TASK TO COMPLETE >> Reproduce every entry below precisely. Pictures are excluded from the copy.

RECORDS >>
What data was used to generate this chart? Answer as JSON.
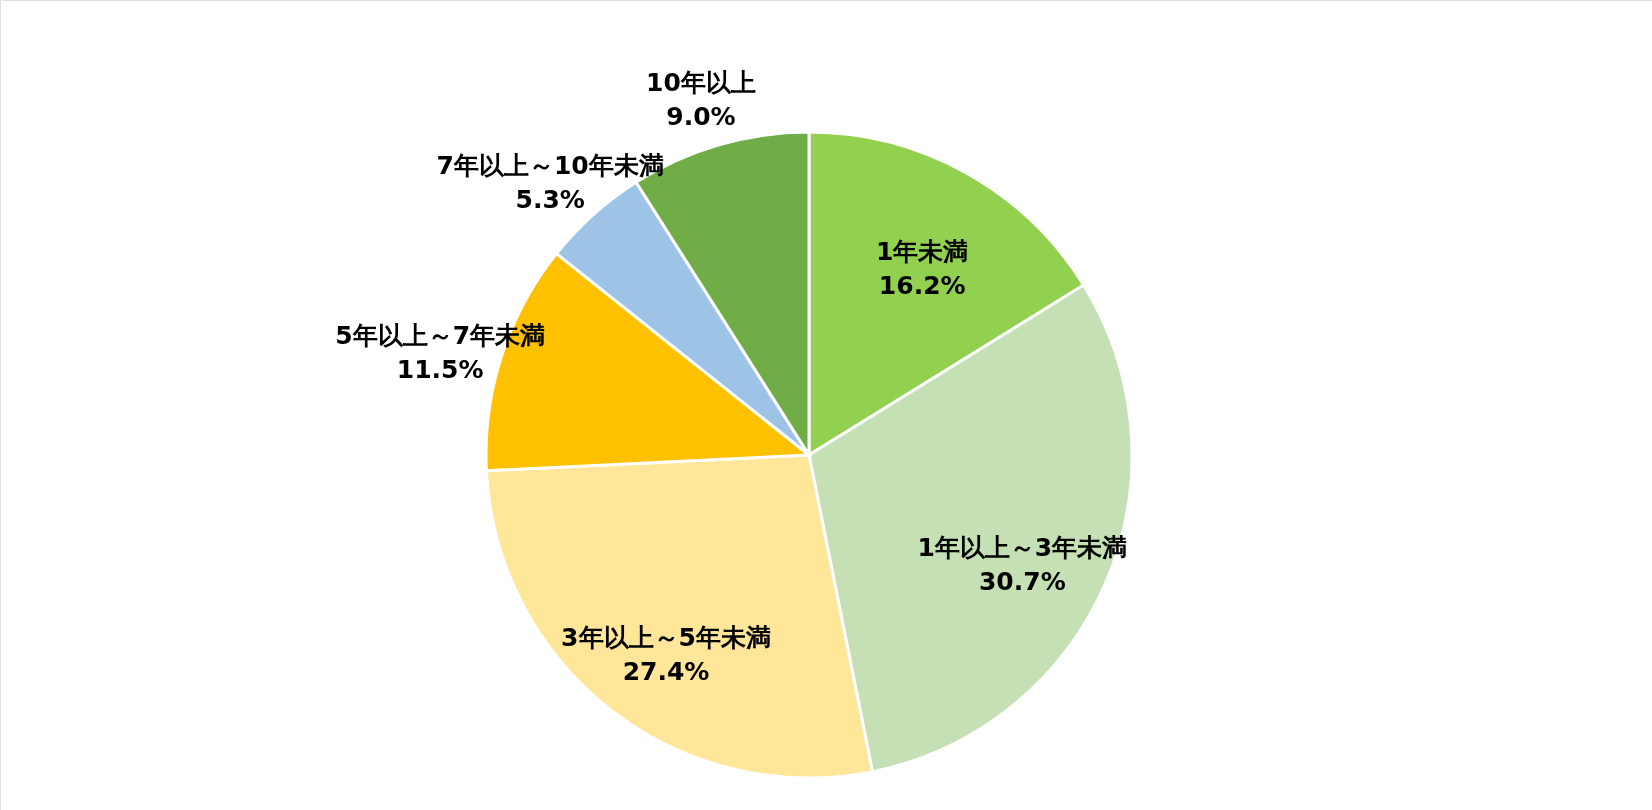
{
  "chart_data": {
    "type": "pie",
    "categories": [
      "1年未満",
      "1年以上～3年未満",
      "3年以上～5年未満",
      "5年以上～7年未満",
      "7年以上～10年未満",
      "10年以上"
    ],
    "values": [
      16.2,
      30.7,
      27.4,
      11.5,
      5.3,
      9.0
    ],
    "value_labels": [
      "16.2%",
      "30.7%",
      "27.4%",
      "11.5%",
      "5.3%",
      "9.0%"
    ],
    "colors": [
      "#92d050",
      "#c5e0b4",
      "#ffe699",
      "#ffc000",
      "#9dc3e6",
      "#70ad47"
    ]
  }
}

SOLUTION >>
What data was used to generate this chart? Answer as JSON.
{
  "chart_data": {
    "type": "pie",
    "categories": [
      "1年未満",
      "1年以上～3年未満",
      "3年以上～5年未満",
      "5年以上～7年未満",
      "7年以上～10年未満",
      "10年以上"
    ],
    "values": [
      16.2,
      30.7,
      27.4,
      11.5,
      5.3,
      9.0
    ],
    "value_labels": [
      "16.2%",
      "30.7%",
      "27.4%",
      "11.5%",
      "5.3%",
      "9.0%"
    ],
    "colors": [
      "#92d050",
      "#c5e0b4",
      "#ffe699",
      "#ffc000",
      "#9dc3e6",
      "#70ad47"
    ]
  }
}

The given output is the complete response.